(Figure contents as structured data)
--- Begin ---

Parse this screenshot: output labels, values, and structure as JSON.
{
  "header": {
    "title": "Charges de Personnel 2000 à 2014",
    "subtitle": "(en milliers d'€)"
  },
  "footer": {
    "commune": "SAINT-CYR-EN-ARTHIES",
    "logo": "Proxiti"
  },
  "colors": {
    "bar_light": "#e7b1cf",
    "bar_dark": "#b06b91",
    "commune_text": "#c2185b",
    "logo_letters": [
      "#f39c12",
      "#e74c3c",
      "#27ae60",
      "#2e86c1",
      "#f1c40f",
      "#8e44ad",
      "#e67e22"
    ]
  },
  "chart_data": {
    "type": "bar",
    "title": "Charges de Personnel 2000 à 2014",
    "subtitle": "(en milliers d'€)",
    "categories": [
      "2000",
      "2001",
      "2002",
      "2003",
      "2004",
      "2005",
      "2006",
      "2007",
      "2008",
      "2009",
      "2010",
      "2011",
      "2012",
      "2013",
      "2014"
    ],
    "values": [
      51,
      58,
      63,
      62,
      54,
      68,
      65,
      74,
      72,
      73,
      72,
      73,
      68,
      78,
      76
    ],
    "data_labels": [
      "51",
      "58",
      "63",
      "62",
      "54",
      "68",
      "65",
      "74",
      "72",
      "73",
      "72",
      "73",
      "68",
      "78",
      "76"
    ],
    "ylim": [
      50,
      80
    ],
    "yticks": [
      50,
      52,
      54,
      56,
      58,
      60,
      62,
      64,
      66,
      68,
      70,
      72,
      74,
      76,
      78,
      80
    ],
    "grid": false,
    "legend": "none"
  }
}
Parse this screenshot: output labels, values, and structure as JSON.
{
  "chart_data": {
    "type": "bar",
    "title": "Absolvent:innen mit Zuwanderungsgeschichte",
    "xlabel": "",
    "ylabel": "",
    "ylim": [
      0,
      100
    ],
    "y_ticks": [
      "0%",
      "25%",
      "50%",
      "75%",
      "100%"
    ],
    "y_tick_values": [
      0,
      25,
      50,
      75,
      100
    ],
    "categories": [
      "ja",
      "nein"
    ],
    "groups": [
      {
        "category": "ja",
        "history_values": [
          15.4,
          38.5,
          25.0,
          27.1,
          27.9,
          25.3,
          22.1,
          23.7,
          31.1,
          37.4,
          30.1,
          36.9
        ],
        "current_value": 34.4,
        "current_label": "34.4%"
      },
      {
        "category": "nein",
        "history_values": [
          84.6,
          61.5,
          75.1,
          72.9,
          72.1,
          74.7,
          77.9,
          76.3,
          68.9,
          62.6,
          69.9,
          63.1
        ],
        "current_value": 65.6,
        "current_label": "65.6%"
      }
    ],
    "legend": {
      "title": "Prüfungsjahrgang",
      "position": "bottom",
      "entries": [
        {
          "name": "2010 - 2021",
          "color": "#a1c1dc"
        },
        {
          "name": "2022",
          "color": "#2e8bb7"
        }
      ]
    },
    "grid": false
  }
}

--- End ---

Work to complete
Produce a verbatim transcription of the entries above.

Response to the exercise
Parse this screenshot: output labels, values, and structure as JSON.
{
  "header": {
    "title": "Charges de Personnel 2000 à 2014",
    "subtitle": "(en milliers d'€)"
  },
  "footer": {
    "commune": "SAINT-CYR-EN-ARTHIES",
    "logo": "Proxiti"
  },
  "colors": {
    "bar_light": "#e7b1cf",
    "bar_dark": "#b06b91",
    "commune_text": "#c2185b",
    "logo_letters": [
      "#f39c12",
      "#e74c3c",
      "#27ae60",
      "#2e86c1",
      "#f1c40f",
      "#8e44ad",
      "#e67e22"
    ]
  },
  "chart_data": {
    "type": "bar",
    "title": "Charges de Personnel 2000 à 2014",
    "subtitle": "(en milliers d'€)",
    "categories": [
      "2000",
      "2001",
      "2002",
      "2003",
      "2004",
      "2005",
      "2006",
      "2007",
      "2008",
      "2009",
      "2010",
      "2011",
      "2012",
      "2013",
      "2014"
    ],
    "values": [
      51,
      58,
      63,
      62,
      54,
      68,
      65,
      74,
      72,
      73,
      72,
      73,
      68,
      78,
      76
    ],
    "data_labels": [
      "51",
      "58",
      "63",
      "62",
      "54",
      "68",
      "65",
      "74",
      "72",
      "73",
      "72",
      "73",
      "68",
      "78",
      "76"
    ],
    "ylim": [
      50,
      80
    ],
    "yticks": [
      50,
      52,
      54,
      56,
      58,
      60,
      62,
      64,
      66,
      68,
      70,
      72,
      74,
      76,
      78,
      80
    ],
    "grid": false,
    "legend": "none"
  }
}
Parse this screenshot: output labels, values, and structure as JSON.
{
  "chart_data": {
    "type": "bar",
    "title": "Absolvent:innen mit Zuwanderungsgeschichte",
    "xlabel": "",
    "ylabel": "",
    "ylim": [
      0,
      100
    ],
    "y_ticks": [
      "0%",
      "25%",
      "50%",
      "75%",
      "100%"
    ],
    "y_tick_values": [
      0,
      25,
      50,
      75,
      100
    ],
    "categories": [
      "ja",
      "nein"
    ],
    "groups": [
      {
        "category": "ja",
        "history_values": [
          15.4,
          38.5,
          25.0,
          27.1,
          27.9,
          25.3,
          22.1,
          23.7,
          31.1,
          37.4,
          30.1,
          36.9
        ],
        "current_value": 34.4,
        "current_label": "34.4%"
      },
      {
        "category": "nein",
        "history_values": [
          84.6,
          61.5,
          75.1,
          72.9,
          72.1,
          74.7,
          77.9,
          76.3,
          68.9,
          62.6,
          69.9,
          63.1
        ],
        "current_value": 65.6,
        "current_label": "65.6%"
      }
    ],
    "legend": {
      "title": "Prüfungsjahrgang",
      "position": "bottom",
      "entries": [
        {
          "name": "2010 - 2021",
          "color": "#a1c1dc"
        },
        {
          "name": "2022",
          "color": "#2e8bb7"
        }
      ]
    },
    "grid": false
  }
}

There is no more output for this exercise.